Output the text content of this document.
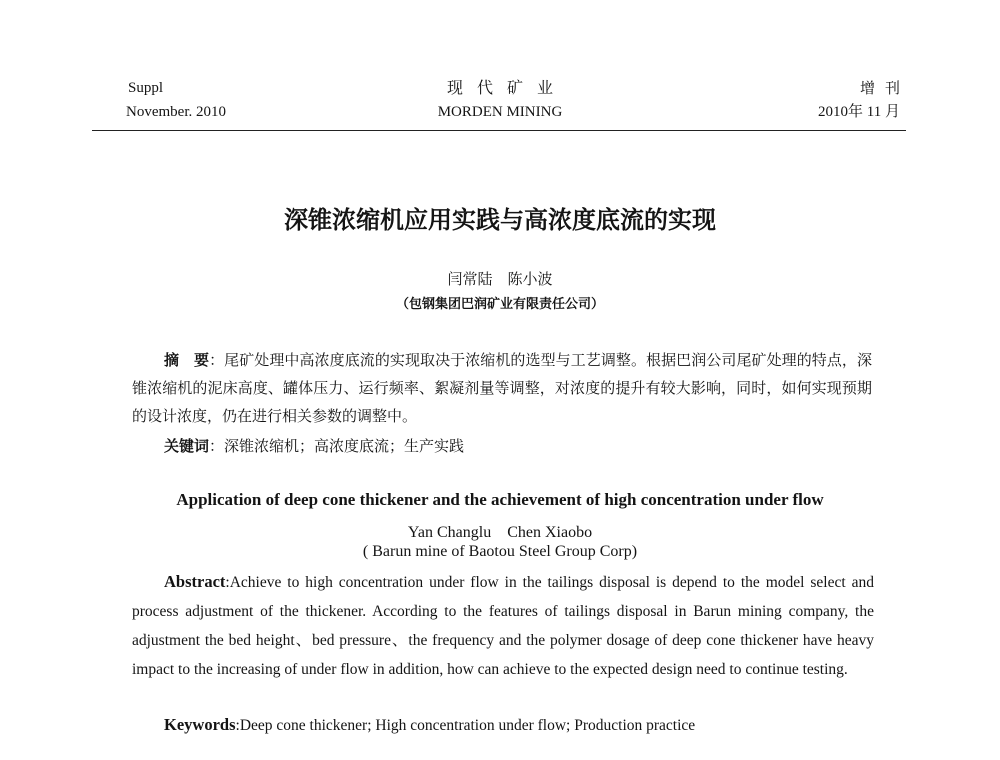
Suppl
November. 2010
现代矿业
MORDEN MINING
增刊
2010年 11 月
深锥浓缩机应用实践与高浓度底流的实现
闫常陆　陈小波
（包钢集团巴润矿业有限责任公司）
摘　要：尾矿处理中高浓度底流的实现取决于浓缩机的选型与工艺调整。根据巴润公司尾矿处理的特点，深锥浓缩机的泥床高度、罐体压力、运行频率、絮凝剂量等调整，对浓度的提升有较大影响，同时，如何实现预期的设计浓度，仍在进行相关参数的调整中。
关键词：深锥浓缩机；高浓度底流；生产实践
Application of deep cone thickener and the achievement of high concentration under flow
Yan Changlu　Chen Xiaobo
( Barun mine of Baotou Steel Group Corp)
Abstract:Achieve to high concentration under flow in the tailings disposal is depend to the model select and process adjustment of the thickener. According to the features of tailings disposal in Barun mining company, the adjustment the bed height、bed pressure、the frequency and the polymer dosage of deep cone thickener have heavy impact to the increasing of under flow in addition, how can achieve to the expected design need to continue testing.
Keywords:Deep cone thickener; High concentration under flow; Production practice
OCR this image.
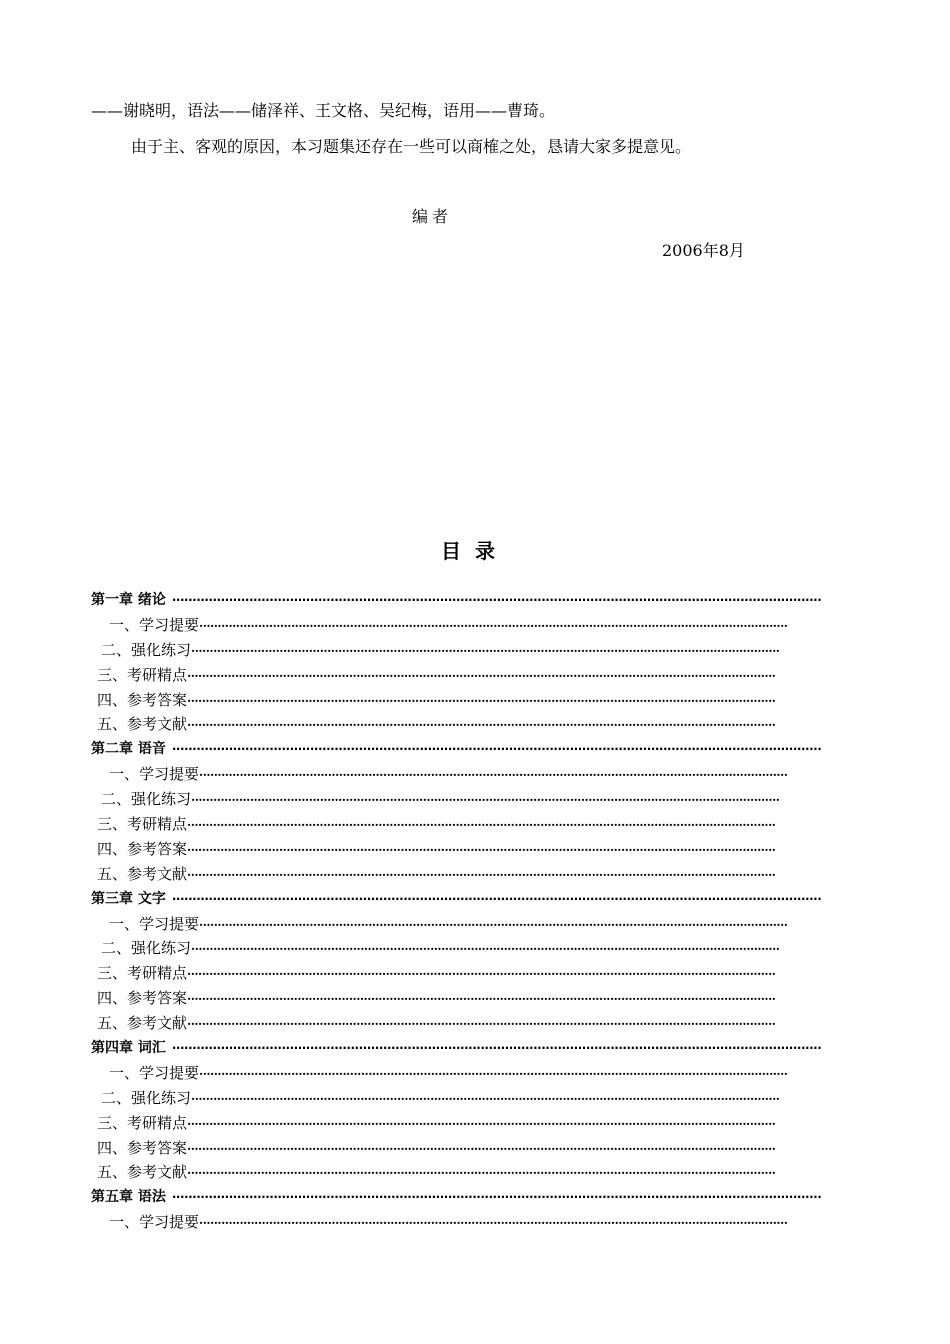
——谢晓明，语法——储泽祥、王文格、吴纪梅，语用——曹琦。
由于主、客观的原因，本习题集还存在一些可以商榷之处，恳请大家多提意见。
编者
2006年8月
目录
第一章 绪论 ································································································································································
一、学习提要 ································································································································································
二、强化练习 ································································································································································
三、考研精点 ································································································································································
四、参考答案 ································································································································································
五、参考文献 ································································································································································
第二章 语音 ································································································································································
一、学习提要 ································································································································································
二、强化练习 ································································································································································
三、考研精点 ································································································································································
四、参考答案 ································································································································································
五、参考文献 ································································································································································
第三章 文字 ································································································································································
一、学习提要 ································································································································································
二、强化练习 ································································································································································
三、考研精点 ································································································································································
四、参考答案 ································································································································································
五、参考文献 ································································································································································
第四章 词汇 ································································································································································
一、学习提要 ································································································································································
二、强化练习 ································································································································································
三、考研精点 ································································································································································
四、参考答案 ································································································································································
五、参考文献 ································································································································································
第五章 语法 ································································································································································
一、学习提要 ································································································································································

***

- _GIVEN EXERCISE_
Copy the listing over exactly, skipping the pictures it holds.

- _RESULT OF THE EXERCISE_
Output the text content of this document.
Suppl
November. 2010
现代矿业
MORDEN MINING
增刊
2010年 11 月
深锥浓缩机应用实践与高浓度底流的实现
闫常陆　陈小波
（包钢集团巴润矿业有限责任公司）
摘　要：尾矿处理中高浓度底流的实现取决于浓缩机的选型与工艺调整。根据巴润公司尾矿处理的特点，深锥浓缩机的泥床高度、罐体压力、运行频率、絮凝剂量等调整，对浓度的提升有较大影响，同时，如何实现预期的设计浓度，仍在进行相关参数的调整中。
关键词：深锥浓缩机；高浓度底流；生产实践
Application of deep cone thickener and the achievement of high concentration under flow
Yan Changlu　Chen Xiaobo
( Barun mine of Baotou Steel Group Corp)
Abstract:Achieve to high concentration under flow in the tailings disposal is depend to the model select and process adjustment of the thickener. According to the features of tailings disposal in Barun mining company, the adjustment the bed height、bed pressure、the frequency and the polymer dosage of deep cone thickener have heavy impact to the increasing of under flow in addition, how can achieve to the expected design need to continue testing.
Keywords:Deep cone thickener; High concentration under flow; Production practice
OCR this image.
——谢晓明，语法——储泽祥、王文格、吴纪梅，语用——曹琦。
由于主、客观的原因，本习题集还存在一些可以商榷之处，恳请大家多提意见。
编者
2006年8月
目录
第一章 绪论 ································································································································································
一、学习提要 ································································································································································
二、强化练习 ································································································································································
三、考研精点 ································································································································································
四、参考答案 ································································································································································
五、参考文献 ································································································································································
第二章 语音 ································································································································································
一、学习提要 ································································································································································
二、强化练习 ································································································································································
三、考研精点 ································································································································································
四、参考答案 ································································································································································
五、参考文献 ································································································································································
第三章 文字 ································································································································································
一、学习提要 ································································································································································
二、强化练习 ································································································································································
三、考研精点 ································································································································································
四、参考答案 ································································································································································
五、参考文献 ································································································································································
第四章 词汇 ································································································································································
一、学习提要 ································································································································································
二、强化练习 ································································································································································
三、考研精点 ································································································································································
四、参考答案 ································································································································································
五、参考文献 ································································································································································
第五章 语法 ································································································································································
一、学习提要 ································································································································································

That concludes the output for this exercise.